Records excerpted from a collection
################

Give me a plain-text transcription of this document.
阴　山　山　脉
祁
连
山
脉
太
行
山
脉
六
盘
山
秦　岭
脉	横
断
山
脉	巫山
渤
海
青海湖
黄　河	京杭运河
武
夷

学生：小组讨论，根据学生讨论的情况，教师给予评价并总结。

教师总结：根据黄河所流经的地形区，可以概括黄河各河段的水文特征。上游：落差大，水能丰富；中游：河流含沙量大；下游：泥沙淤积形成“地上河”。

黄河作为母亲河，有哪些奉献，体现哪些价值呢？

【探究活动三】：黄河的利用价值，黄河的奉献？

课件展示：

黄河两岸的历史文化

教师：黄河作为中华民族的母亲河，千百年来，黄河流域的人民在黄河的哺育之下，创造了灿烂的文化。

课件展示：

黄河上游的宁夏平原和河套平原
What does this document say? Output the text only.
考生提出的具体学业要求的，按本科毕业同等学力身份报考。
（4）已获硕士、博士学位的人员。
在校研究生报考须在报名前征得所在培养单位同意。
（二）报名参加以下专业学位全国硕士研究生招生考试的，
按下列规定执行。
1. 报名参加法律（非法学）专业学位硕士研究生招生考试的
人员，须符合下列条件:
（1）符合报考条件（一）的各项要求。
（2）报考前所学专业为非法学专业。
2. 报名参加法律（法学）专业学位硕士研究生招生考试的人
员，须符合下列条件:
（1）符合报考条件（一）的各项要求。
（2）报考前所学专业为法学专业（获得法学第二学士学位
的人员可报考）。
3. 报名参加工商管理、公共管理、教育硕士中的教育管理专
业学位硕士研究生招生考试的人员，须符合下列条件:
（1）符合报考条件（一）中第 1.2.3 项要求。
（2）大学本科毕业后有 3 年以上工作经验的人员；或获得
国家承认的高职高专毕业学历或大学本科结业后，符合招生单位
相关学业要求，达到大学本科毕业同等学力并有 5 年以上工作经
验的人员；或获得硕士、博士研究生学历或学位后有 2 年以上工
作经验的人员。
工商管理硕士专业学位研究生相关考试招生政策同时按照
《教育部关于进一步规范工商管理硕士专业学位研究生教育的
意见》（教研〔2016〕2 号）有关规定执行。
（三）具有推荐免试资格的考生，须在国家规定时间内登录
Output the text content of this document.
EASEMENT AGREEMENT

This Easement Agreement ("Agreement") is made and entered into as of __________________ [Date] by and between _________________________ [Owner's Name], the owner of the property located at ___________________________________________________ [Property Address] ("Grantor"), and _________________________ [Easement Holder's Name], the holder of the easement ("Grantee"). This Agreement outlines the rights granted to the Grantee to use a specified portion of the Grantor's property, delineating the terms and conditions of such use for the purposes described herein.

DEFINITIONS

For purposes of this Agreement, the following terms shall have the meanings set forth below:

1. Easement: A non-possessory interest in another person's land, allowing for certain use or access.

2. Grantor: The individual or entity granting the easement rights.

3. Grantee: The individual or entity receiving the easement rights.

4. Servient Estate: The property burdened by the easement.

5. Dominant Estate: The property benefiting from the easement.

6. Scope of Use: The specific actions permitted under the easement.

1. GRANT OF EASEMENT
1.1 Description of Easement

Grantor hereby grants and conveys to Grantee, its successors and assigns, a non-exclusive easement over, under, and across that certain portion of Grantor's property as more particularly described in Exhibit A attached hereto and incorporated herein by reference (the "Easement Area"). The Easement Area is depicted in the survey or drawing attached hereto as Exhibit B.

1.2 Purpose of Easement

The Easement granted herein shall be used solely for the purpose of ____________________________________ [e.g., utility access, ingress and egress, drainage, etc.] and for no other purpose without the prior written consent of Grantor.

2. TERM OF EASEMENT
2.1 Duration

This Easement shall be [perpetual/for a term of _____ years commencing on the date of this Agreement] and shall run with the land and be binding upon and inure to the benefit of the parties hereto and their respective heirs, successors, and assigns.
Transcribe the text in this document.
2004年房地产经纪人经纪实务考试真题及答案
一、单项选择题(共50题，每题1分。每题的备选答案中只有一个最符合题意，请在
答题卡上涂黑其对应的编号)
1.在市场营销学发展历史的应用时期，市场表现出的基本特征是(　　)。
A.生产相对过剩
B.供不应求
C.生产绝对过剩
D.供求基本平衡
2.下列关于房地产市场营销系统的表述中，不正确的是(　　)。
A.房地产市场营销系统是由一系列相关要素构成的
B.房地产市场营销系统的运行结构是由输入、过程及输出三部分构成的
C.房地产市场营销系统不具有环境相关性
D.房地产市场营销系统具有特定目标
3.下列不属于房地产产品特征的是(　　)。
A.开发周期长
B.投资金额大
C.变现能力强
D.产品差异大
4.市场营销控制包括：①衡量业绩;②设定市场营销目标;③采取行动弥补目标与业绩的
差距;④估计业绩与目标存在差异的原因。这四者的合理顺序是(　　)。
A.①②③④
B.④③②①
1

################

(Task details): Word for word, write out the data.

(Final answer):
Give me a plain-text transcription of this document.
阴　山　山　脉
祁
连
山
脉
太
行
山
脉
六
盘
山
秦　岭
脉	横
断
山
脉	巫山
渤
海
青海湖
黄　河	京杭运河
武
夷

学生：小组讨论，根据学生讨论的情况，教师给予评价并总结。

教师总结：根据黄河所流经的地形区，可以概括黄河各河段的水文特征。上游：落差大，水能丰富；中游：河流含沙量大；下游：泥沙淤积形成“地上河”。

黄河作为母亲河，有哪些奉献，体现哪些价值呢？

【探究活动三】：黄河的利用价值，黄河的奉献？

课件展示：

黄河两岸的历史文化

教师：黄河作为中华民族的母亲河，千百年来，黄河流域的人民在黄河的哺育之下，创造了灿烂的文化。

课件展示：

黄河上游的宁夏平原和河套平原
What does this document say? Output the text only.
考生提出的具体学业要求的，按本科毕业同等学力身份报考。
（4）已获硕士、博士学位的人员。
在校研究生报考须在报名前征得所在培养单位同意。
（二）报名参加以下专业学位全国硕士研究生招生考试的，
按下列规定执行。
1. 报名参加法律（非法学）专业学位硕士研究生招生考试的
人员，须符合下列条件:
（1）符合报考条件（一）的各项要求。
（2）报考前所学专业为非法学专业。
2. 报名参加法律（法学）专业学位硕士研究生招生考试的人
员，须符合下列条件:
（1）符合报考条件（一）的各项要求。
（2）报考前所学专业为法学专业（获得法学第二学士学位
的人员可报考）。
3. 报名参加工商管理、公共管理、教育硕士中的教育管理专
业学位硕士研究生招生考试的人员，须符合下列条件:
（1）符合报考条件（一）中第 1.2.3 项要求。
（2）大学本科毕业后有 3 年以上工作经验的人员；或获得
国家承认的高职高专毕业学历或大学本科结业后，符合招生单位
相关学业要求，达到大学本科毕业同等学力并有 5 年以上工作经
验的人员；或获得硕士、博士研究生学历或学位后有 2 年以上工
作经验的人员。
工商管理硕士专业学位研究生相关考试招生政策同时按照
《教育部关于进一步规范工商管理硕士专业学位研究生教育的
意见》（教研〔2016〕2 号）有关规定执行。
（三）具有推荐免试资格的考生，须在国家规定时间内登录
Output the text content of this document.
EASEMENT AGREEMENT

This Easement Agreement ("Agreement") is made and entered into as of __________________ [Date] by and between _________________________ [Owner's Name], the owner of the property located at ___________________________________________________ [Property Address] ("Grantor"), and _________________________ [Easement Holder's Name], the holder of the easement ("Grantee"). This Agreement outlines the rights granted to the Grantee to use a specified portion of the Grantor's property, delineating the terms and conditions of such use for the purposes described herein.

DEFINITIONS

For purposes of this Agreement, the following terms shall have the meanings set forth below:

1. Easement: A non-possessory interest in another person's land, allowing for certain use or access.

2. Grantor: The individual or entity granting the easement rights.

3. Grantee: The individual or entity receiving the easement rights.

4. Servient Estate: The property burdened by the easement.

5. Dominant Estate: The property benefiting from the easement.

6. Scope of Use: The specific actions permitted under the easement.

1. GRANT OF EASEMENT
1.1 Description of Easement

Grantor hereby grants and conveys to Grantee, its successors and assigns, a non-exclusive easement over, under, and across that certain portion of Grantor's property as more particularly described in Exhibit A attached hereto and incorporated herein by reference (the "Easement Area"). The Easement Area is depicted in the survey or drawing attached hereto as Exhibit B.

1.2 Purpose of Easement

The Easement granted herein shall be used solely for the purpose of ____________________________________ [e.g., utility access, ingress and egress, drainage, etc.] and for no other purpose without the prior written consent of Grantor.

2. TERM OF EASEMENT
2.1 Duration

This Easement shall be [perpetual/for a term of _____ years commencing on the date of this Agreement] and shall run with the land and be binding upon and inure to the benefit of the parties hereto and their respective heirs, successors, and assigns.
Transcribe the text in this document.
2004年房地产经纪人经纪实务考试真题及答案
一、单项选择题(共50题，每题1分。每题的备选答案中只有一个最符合题意，请在
答题卡上涂黑其对应的编号)
1.在市场营销学发展历史的应用时期，市场表现出的基本特征是(　　)。
A.生产相对过剩
B.供不应求
C.生产绝对过剩
D.供求基本平衡
2.下列关于房地产市场营销系统的表述中，不正确的是(　　)。
A.房地产市场营销系统是由一系列相关要素构成的
B.房地产市场营销系统的运行结构是由输入、过程及输出三部分构成的
C.房地产市场营销系统不具有环境相关性
D.房地产市场营销系统具有特定目标
3.下列不属于房地产产品特征的是(　　)。
A.开发周期长
B.投资金额大
C.变现能力强
D.产品差异大
4.市场营销控制包括：①衡量业绩;②设定市场营销目标;③采取行动弥补目标与业绩的
差距;④估计业绩与目标存在差异的原因。这四者的合理顺序是(　　)。
A.①②③④
B.④③②①
1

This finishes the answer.